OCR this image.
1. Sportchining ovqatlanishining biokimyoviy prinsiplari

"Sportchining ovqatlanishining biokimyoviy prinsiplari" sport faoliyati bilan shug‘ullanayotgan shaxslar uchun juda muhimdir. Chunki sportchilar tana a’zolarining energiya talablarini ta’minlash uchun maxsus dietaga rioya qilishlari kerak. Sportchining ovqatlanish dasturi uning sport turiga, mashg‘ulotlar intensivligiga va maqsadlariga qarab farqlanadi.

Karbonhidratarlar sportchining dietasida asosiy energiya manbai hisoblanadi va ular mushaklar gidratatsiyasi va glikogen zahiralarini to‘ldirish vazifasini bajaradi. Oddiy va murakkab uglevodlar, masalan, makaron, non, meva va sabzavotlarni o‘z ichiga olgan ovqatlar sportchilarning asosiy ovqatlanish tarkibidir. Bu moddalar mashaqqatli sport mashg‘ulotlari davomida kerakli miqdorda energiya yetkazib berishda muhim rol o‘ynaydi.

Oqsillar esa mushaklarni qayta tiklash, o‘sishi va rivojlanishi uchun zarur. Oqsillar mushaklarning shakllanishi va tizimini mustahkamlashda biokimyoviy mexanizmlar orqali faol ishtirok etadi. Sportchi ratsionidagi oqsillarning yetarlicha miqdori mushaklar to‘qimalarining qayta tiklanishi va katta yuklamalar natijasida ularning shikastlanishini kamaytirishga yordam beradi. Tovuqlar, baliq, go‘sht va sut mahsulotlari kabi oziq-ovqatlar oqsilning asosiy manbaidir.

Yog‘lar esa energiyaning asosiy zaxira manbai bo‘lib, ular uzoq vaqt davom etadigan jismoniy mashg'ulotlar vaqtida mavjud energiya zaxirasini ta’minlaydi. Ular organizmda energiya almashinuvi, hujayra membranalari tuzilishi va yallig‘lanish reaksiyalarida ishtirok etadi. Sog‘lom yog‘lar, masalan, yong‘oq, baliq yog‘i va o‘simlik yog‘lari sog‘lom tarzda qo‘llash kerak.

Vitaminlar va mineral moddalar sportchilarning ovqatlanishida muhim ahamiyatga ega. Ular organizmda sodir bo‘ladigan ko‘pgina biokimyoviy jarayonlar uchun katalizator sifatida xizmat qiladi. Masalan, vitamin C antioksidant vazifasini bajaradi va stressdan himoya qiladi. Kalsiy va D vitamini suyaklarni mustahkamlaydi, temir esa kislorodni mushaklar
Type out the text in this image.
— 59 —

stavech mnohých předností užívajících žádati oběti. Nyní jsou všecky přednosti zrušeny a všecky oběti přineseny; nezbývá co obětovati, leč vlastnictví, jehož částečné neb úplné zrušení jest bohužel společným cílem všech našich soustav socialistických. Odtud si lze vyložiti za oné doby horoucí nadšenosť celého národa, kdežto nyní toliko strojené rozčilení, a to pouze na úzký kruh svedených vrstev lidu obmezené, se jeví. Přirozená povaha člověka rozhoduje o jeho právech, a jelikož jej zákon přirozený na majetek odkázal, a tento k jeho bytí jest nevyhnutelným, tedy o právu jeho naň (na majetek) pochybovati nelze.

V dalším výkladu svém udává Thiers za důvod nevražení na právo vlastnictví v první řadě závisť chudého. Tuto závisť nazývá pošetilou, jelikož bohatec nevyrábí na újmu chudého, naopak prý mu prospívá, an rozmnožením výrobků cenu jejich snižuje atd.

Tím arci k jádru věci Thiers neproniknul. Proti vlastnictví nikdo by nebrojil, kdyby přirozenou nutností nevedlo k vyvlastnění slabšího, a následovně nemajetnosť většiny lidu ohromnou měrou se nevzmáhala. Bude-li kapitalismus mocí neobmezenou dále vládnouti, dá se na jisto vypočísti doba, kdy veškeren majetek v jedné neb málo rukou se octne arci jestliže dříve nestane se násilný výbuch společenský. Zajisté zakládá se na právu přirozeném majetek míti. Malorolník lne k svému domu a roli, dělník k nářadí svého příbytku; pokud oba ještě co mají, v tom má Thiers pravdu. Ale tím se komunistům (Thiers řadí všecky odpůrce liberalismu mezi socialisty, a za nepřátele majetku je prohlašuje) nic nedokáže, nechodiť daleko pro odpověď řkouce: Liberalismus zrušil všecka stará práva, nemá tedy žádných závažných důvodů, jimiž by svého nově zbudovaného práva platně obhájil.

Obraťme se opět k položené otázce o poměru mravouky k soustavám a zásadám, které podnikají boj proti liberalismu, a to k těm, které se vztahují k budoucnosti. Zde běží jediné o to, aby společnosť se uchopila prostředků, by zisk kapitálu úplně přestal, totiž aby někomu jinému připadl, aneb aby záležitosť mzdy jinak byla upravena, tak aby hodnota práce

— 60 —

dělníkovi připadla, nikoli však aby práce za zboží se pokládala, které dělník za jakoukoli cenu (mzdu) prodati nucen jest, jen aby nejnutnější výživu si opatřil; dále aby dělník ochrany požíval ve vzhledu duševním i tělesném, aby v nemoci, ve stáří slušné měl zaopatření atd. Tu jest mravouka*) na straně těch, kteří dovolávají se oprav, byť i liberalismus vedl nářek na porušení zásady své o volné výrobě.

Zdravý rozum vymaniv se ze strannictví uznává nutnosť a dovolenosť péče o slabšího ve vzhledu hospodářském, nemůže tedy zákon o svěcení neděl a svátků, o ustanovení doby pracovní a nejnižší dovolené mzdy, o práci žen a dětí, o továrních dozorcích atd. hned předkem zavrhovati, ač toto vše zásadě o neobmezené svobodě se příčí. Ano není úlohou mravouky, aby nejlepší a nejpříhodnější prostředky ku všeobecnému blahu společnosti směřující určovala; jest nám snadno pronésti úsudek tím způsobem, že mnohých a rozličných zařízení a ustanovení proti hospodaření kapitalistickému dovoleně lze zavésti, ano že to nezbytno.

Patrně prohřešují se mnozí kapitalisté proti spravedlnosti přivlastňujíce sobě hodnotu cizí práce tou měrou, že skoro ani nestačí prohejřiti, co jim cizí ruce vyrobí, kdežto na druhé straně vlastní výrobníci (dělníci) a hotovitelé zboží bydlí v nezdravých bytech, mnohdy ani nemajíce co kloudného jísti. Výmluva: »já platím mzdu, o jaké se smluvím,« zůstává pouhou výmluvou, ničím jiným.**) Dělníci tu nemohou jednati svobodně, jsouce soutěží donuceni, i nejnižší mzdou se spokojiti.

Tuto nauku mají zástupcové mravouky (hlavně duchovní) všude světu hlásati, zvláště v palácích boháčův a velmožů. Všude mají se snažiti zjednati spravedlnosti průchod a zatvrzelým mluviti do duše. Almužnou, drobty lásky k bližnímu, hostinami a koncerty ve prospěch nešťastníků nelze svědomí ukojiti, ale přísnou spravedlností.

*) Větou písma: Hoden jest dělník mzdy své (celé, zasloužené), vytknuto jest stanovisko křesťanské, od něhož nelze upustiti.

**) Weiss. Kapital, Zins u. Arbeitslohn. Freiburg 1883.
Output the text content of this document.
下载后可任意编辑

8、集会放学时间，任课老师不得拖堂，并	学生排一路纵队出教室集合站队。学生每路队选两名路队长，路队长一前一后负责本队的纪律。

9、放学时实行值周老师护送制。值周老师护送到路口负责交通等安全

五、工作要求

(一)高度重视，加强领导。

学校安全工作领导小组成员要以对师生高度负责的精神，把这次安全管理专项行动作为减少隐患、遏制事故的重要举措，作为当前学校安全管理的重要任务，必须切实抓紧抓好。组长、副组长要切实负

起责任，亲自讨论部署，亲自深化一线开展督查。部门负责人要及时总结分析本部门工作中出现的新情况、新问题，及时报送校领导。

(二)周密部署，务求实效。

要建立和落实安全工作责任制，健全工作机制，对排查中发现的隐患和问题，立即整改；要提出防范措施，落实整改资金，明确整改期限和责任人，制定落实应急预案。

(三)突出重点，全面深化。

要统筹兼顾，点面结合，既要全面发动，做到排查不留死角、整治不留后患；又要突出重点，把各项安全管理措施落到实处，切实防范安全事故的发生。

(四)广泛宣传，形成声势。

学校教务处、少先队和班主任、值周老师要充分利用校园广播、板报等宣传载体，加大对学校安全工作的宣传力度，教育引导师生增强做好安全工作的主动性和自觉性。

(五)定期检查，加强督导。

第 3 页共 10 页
######
GIVEN EXERCISE -
Within the data above, count the lines that contain the string "nejnižší"; the reply is the number alone.

TASK SOLUTION -
2